→ **Listed records**:
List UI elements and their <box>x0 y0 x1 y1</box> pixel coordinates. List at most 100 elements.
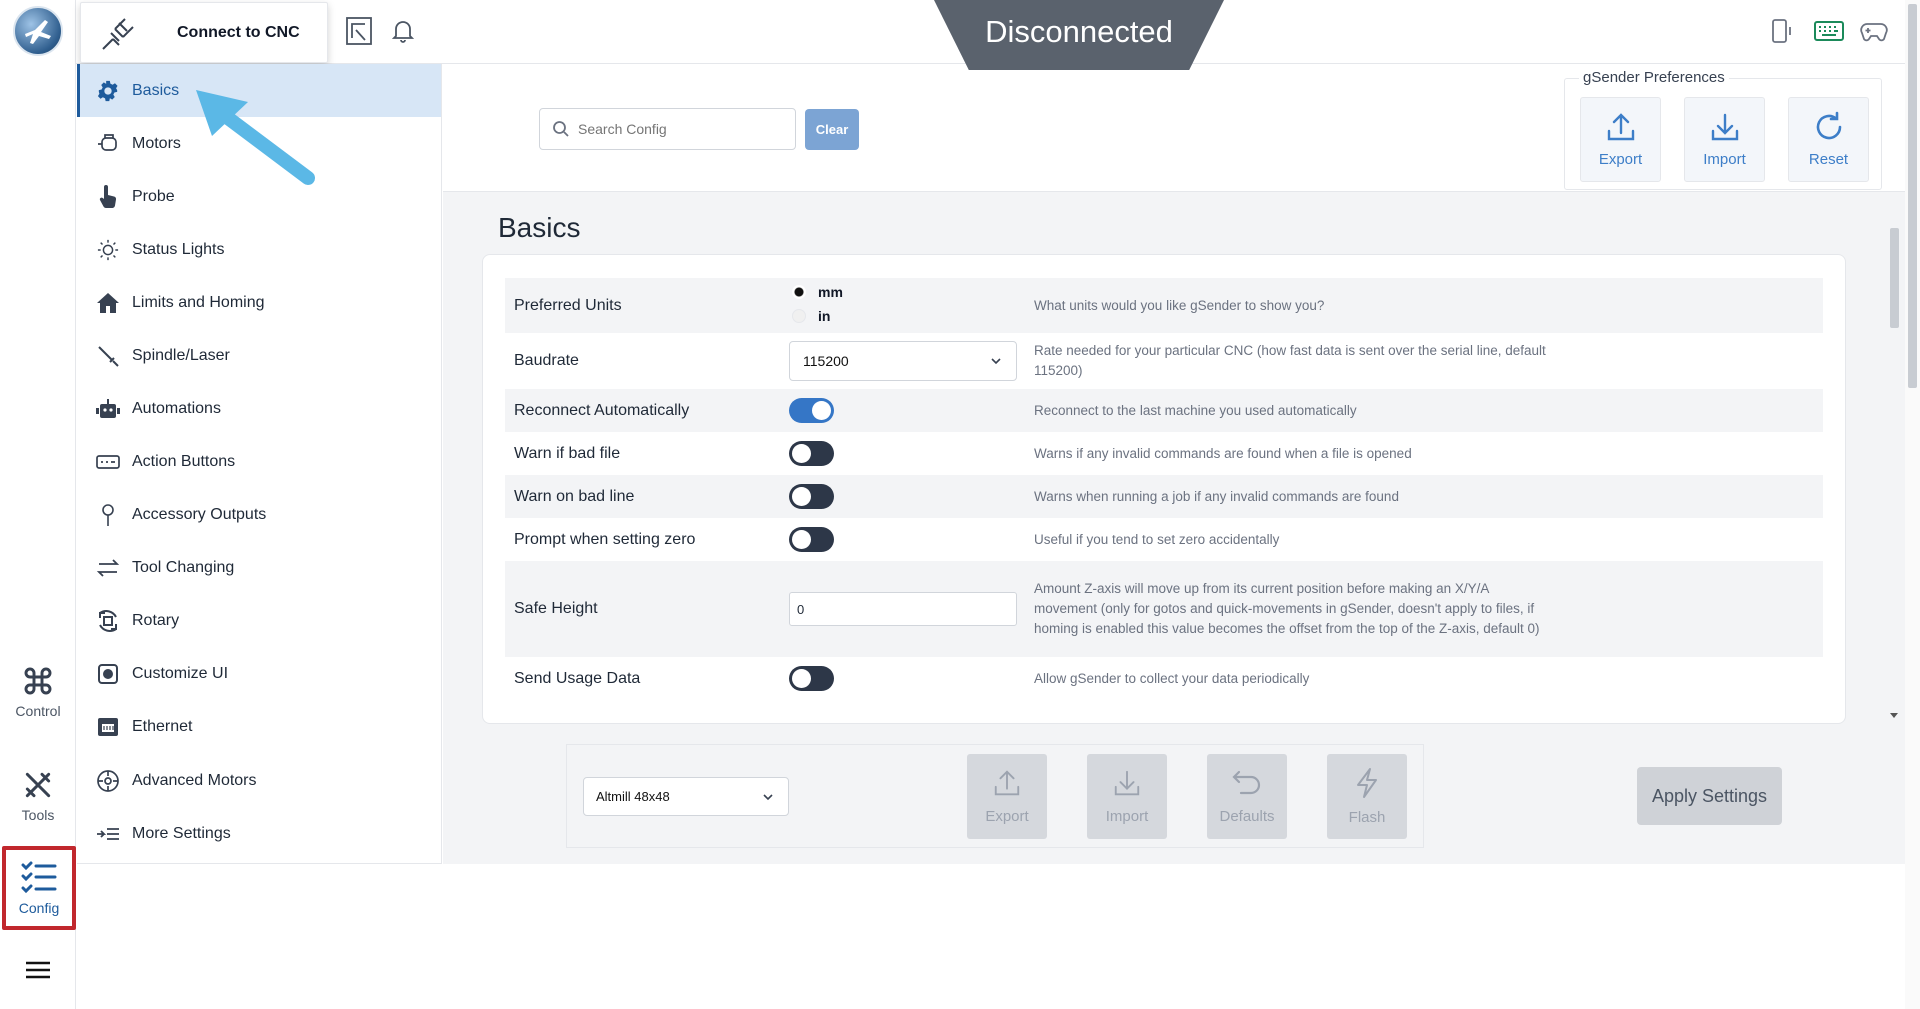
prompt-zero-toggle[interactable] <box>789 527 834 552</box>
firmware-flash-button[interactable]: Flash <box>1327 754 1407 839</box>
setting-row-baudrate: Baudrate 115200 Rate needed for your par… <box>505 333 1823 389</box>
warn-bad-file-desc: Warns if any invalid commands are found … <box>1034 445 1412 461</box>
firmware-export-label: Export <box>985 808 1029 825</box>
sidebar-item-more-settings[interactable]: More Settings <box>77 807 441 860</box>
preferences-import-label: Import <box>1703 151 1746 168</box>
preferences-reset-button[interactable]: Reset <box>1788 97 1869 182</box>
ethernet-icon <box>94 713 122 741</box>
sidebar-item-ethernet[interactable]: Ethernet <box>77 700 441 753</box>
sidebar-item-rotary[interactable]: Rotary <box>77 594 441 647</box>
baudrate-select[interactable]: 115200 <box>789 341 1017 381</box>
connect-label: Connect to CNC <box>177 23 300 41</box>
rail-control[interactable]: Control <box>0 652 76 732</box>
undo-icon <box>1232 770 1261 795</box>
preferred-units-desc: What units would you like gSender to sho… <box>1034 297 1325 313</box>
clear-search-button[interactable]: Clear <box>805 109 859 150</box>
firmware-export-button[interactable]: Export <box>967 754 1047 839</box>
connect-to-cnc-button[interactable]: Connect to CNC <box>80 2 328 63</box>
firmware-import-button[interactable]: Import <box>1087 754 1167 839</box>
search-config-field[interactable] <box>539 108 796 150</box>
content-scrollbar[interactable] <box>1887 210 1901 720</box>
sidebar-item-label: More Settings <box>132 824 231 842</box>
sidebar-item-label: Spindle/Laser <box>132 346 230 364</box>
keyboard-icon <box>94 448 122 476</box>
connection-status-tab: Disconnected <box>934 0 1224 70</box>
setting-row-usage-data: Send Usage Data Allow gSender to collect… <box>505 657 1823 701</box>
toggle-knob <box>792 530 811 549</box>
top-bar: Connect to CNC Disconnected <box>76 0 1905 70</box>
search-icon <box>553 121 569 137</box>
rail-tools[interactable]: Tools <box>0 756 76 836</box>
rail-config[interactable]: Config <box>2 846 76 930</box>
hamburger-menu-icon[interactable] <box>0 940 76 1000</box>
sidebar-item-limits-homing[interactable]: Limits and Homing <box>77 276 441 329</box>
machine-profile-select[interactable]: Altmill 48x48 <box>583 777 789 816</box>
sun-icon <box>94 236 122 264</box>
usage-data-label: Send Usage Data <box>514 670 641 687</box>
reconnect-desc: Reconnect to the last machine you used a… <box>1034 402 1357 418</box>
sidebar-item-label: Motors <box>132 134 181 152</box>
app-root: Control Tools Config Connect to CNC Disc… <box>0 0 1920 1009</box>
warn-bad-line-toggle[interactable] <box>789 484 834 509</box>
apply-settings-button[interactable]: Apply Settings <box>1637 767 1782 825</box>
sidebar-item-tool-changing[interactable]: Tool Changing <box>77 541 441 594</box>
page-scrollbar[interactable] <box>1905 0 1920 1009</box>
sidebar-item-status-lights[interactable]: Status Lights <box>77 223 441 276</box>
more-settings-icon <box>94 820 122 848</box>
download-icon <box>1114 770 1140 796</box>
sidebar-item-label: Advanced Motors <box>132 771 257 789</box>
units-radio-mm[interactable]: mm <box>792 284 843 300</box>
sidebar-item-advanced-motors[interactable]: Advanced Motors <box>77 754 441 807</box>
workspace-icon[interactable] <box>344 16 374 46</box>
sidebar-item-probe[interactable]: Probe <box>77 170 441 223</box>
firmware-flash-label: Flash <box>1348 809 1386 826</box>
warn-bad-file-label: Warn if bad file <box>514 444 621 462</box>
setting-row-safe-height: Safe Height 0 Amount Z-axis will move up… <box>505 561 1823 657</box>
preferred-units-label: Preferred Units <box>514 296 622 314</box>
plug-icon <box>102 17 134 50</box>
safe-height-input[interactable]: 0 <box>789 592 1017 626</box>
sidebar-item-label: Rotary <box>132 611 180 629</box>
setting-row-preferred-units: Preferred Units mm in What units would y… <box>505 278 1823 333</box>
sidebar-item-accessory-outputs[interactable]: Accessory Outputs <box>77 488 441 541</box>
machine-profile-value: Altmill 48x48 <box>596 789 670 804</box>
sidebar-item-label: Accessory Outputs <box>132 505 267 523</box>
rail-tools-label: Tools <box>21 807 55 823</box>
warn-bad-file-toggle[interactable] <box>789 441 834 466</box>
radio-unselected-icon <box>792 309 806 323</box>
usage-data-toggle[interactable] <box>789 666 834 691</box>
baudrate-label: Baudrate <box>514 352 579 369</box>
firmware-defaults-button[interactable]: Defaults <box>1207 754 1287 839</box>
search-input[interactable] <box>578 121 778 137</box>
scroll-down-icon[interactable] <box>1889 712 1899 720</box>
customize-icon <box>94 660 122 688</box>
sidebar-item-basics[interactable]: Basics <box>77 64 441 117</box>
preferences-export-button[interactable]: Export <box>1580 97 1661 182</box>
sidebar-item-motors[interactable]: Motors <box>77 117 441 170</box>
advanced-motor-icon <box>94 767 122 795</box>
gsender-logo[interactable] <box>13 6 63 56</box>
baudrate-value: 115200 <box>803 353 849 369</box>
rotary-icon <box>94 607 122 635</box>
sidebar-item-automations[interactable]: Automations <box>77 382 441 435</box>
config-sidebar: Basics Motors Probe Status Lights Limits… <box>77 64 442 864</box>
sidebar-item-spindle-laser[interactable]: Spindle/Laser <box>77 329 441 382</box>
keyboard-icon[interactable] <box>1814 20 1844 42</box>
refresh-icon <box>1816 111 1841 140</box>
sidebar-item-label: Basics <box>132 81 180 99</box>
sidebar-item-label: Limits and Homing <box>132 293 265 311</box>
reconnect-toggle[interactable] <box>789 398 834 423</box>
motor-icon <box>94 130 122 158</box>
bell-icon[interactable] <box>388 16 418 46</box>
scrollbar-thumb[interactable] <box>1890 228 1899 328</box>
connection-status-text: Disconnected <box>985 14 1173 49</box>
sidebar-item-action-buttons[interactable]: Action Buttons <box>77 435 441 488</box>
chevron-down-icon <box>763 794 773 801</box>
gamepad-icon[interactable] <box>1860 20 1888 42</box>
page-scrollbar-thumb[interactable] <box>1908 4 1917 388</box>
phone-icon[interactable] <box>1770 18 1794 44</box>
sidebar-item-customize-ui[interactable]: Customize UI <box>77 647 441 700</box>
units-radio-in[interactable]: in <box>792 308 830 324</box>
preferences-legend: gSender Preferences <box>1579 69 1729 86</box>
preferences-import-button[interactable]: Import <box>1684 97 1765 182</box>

→ **What is needed**: Reproduce word for word every line of the data from the one containing "prompt-zero-toggle[interactable] <box>789 527" down to the one containing "firmware-export-label: Export <box>985", including both of those lines.

→ **Answer for the task**:
prompt-zero-toggle[interactable] <box>789 527 834 552</box>
firmware-flash-button[interactable]: Flash <box>1327 754 1407 839</box>
setting-row-baudrate: Baudrate 115200 Rate needed for your par… <box>505 333 1823 389</box>
warn-bad-file-desc: Warns if any invalid commands are found … <box>1034 445 1412 461</box>
firmware-export-label: Export <box>985 808 1029 825</box>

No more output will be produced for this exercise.